_Task details_
Please switch every instance of "Resiliency" to "Resilience" in the items below, and reproduce all other lines without change.

_Input rows_
----

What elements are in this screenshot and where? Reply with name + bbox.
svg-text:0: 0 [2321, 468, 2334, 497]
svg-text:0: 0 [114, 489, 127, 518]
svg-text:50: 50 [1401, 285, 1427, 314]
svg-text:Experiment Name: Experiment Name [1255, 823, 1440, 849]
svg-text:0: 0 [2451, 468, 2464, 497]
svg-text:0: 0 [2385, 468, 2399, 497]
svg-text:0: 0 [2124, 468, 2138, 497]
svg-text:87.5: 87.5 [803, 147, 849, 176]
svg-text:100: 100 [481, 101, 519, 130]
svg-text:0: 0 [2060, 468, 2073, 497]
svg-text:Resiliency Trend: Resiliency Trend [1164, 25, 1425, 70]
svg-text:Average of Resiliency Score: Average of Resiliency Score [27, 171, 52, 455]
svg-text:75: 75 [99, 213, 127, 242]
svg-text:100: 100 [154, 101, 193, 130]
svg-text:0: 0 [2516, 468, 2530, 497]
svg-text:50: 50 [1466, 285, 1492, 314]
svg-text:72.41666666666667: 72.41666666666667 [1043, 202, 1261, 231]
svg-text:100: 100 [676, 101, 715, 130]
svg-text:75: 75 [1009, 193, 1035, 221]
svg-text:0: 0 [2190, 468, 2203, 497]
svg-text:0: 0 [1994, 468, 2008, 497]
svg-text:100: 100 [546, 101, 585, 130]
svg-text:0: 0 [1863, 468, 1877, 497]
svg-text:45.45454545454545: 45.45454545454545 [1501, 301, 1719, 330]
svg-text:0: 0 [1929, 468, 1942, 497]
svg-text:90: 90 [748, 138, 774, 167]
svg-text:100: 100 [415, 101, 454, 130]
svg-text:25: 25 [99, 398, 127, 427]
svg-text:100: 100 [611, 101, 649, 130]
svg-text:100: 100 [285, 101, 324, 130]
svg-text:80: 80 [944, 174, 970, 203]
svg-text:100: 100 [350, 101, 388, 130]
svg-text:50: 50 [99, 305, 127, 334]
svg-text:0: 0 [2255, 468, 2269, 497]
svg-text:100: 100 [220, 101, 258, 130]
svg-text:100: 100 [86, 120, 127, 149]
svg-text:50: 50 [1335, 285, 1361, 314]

----

_Output of the task_
What elements are in this screenshot and where? Reply with name + bbox.
svg-text:0: 0 [2321, 468, 2334, 497]
svg-text:0: 0 [114, 489, 127, 518]
svg-text:50: 50 [1401, 285, 1427, 314]
svg-text:Experiment Name: Experiment Name [1255, 823, 1440, 849]
svg-text:0: 0 [2451, 468, 2464, 497]
svg-text:0: 0 [2385, 468, 2399, 497]
svg-text:0: 0 [2124, 468, 2138, 497]
svg-text:87.5: 87.5 [803, 147, 849, 176]
svg-text:100: 100 [481, 101, 519, 130]
svg-text:0: 0 [2060, 468, 2073, 497]
svg-text:Resilience Trend: Resilience Trend [1164, 25, 1425, 70]
svg-text:Average of Resilience Score: Average of Resilience Score [27, 171, 52, 455]
svg-text:75: 75 [99, 213, 127, 242]
svg-text:100: 100 [154, 101, 193, 130]
svg-text:0: 0 [2516, 468, 2530, 497]
svg-text:50: 50 [1466, 285, 1492, 314]
svg-text:72.41666666666667: 72.41666666666667 [1043, 202, 1261, 231]
svg-text:100: 100 [676, 101, 715, 130]
svg-text:75: 75 [1009, 193, 1035, 221]
svg-text:0: 0 [2190, 468, 2203, 497]
svg-text:0: 0 [1994, 468, 2008, 497]
svg-text:100: 100 [546, 101, 585, 130]
svg-text:0: 0 [1863, 468, 1877, 497]
svg-text:45.45454545454545: 45.45454545454545 [1501, 301, 1719, 330]
svg-text:0: 0 [1929, 468, 1942, 497]
svg-text:90: 90 [748, 138, 774, 167]
svg-text:100: 100 [415, 101, 454, 130]
svg-text:25: 25 [99, 398, 127, 427]
svg-text:100: 100 [611, 101, 649, 130]
svg-text:100: 100 [285, 101, 324, 130]
svg-text:80: 80 [944, 174, 970, 203]
svg-text:100: 100 [350, 101, 388, 130]
svg-text:50: 50 [99, 305, 127, 334]
svg-text:0: 0 [2255, 468, 2269, 497]
svg-text:100: 100 [220, 101, 258, 130]
svg-text:100: 100 [86, 120, 127, 149]
svg-text:50: 50 [1335, 285, 1361, 314]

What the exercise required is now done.